SHORT PROBLEM ▸ Transcribe every line, keeping it exact.

--

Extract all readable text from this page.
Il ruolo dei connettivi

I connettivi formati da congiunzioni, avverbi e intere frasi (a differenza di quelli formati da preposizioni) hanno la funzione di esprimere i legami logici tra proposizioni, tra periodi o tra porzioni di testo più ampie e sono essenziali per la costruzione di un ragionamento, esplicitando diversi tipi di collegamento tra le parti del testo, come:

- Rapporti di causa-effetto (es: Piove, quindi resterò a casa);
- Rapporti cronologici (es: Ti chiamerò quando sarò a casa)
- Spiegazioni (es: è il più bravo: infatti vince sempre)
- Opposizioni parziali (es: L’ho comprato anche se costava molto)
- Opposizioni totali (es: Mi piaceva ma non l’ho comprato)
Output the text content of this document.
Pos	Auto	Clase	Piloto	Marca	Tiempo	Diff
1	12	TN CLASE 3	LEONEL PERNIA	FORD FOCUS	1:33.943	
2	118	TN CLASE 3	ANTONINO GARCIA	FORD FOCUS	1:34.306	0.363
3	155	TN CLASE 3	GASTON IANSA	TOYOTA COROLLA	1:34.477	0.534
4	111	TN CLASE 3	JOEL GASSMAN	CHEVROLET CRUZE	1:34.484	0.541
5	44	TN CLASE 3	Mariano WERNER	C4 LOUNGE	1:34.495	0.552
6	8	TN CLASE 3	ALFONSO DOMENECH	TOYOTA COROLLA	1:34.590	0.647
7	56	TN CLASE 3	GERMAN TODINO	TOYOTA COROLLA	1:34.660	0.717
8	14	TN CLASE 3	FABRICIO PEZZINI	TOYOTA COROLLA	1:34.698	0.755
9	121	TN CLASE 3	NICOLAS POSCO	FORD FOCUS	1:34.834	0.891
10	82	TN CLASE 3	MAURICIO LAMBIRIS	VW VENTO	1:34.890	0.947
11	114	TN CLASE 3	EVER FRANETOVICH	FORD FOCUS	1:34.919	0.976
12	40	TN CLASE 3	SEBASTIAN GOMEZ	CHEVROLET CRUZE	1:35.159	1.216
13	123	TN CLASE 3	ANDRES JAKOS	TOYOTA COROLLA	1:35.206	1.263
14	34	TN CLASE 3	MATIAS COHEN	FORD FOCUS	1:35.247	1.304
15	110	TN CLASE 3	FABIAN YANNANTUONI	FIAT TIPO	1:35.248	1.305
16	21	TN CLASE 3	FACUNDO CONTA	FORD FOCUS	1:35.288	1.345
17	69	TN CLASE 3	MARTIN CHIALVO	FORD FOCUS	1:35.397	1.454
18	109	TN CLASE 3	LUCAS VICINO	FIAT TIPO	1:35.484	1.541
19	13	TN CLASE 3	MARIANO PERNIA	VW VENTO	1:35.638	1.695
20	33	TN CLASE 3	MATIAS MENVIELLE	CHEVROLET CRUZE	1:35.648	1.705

--

THE RESPONSE ▸
Extract all readable text from this page.
Il ruolo dei connettivi

I connettivi formati da congiunzioni, avverbi e intere frasi (a differenza di quelli formati da preposizioni) hanno la funzione di esprimere i legami logici tra proposizioni, tra periodi o tra porzioni di testo più ampie e sono essenziali per la costruzione di un ragionamento, esplicitando diversi tipi di collegamento tra le parti del testo, come:

- Rapporti di causa-effetto (es: Piove, quindi resterò a casa);
- Rapporti cronologici (es: Ti chiamerò quando sarò a casa)
- Spiegazioni (es: è il più bravo: infatti vince sempre)
- Opposizioni parziali (es: L’ho comprato anche se costava molto)
- Opposizioni totali (es: Mi piaceva ma non l’ho comprato)
Output the text content of this document.
Pos	Auto	Clase	Piloto	Marca	Tiempo	Diff
1	12	TN CLASE 3	LEONEL PERNIA	FORD FOCUS	1:33.943	
2	118	TN CLASE 3	ANTONINO GARCIA	FORD FOCUS	1:34.306	0.363
3	155	TN CLASE 3	GASTON IANSA	TOYOTA COROLLA	1:34.477	0.534
4	111	TN CLASE 3	JOEL GASSMAN	CHEVROLET CRUZE	1:34.484	0.541
5	44	TN CLASE 3	Mariano WERNER	C4 LOUNGE	1:34.495	0.552
6	8	TN CLASE 3	ALFONSO DOMENECH	TOYOTA COROLLA	1:34.590	0.647
7	56	TN CLASE 3	GERMAN TODINO	TOYOTA COROLLA	1:34.660	0.717
8	14	TN CLASE 3	FABRICIO PEZZINI	TOYOTA COROLLA	1:34.698	0.755
9	121	TN CLASE 3	NICOLAS POSCO	FORD FOCUS	1:34.834	0.891
10	82	TN CLASE 3	MAURICIO LAMBIRIS	VW VENTO	1:34.890	0.947
11	114	TN CLASE 3	EVER FRANETOVICH	FORD FOCUS	1:34.919	0.976
12	40	TN CLASE 3	SEBASTIAN GOMEZ	CHEVROLET CRUZE	1:35.159	1.216
13	123	TN CLASE 3	ANDRES JAKOS	TOYOTA COROLLA	1:35.206	1.263
14	34	TN CLASE 3	MATIAS COHEN	FORD FOCUS	1:35.247	1.304
15	110	TN CLASE 3	FABIAN YANNANTUONI	FIAT TIPO	1:35.248	1.305
16	21	TN CLASE 3	FACUNDO CONTA	FORD FOCUS	1:35.288	1.345
17	69	TN CLASE 3	MARTIN CHIALVO	FORD FOCUS	1:35.397	1.454
18	109	TN CLASE 3	LUCAS VICINO	FIAT TIPO	1:35.484	1.541
19	13	TN CLASE 3	MARIANO PERNIA	VW VENTO	1:35.638	1.695
20	33	TN CLASE 3	MATIAS MENVIELLE	CHEVROLET CRUZE	1:35.648	1.705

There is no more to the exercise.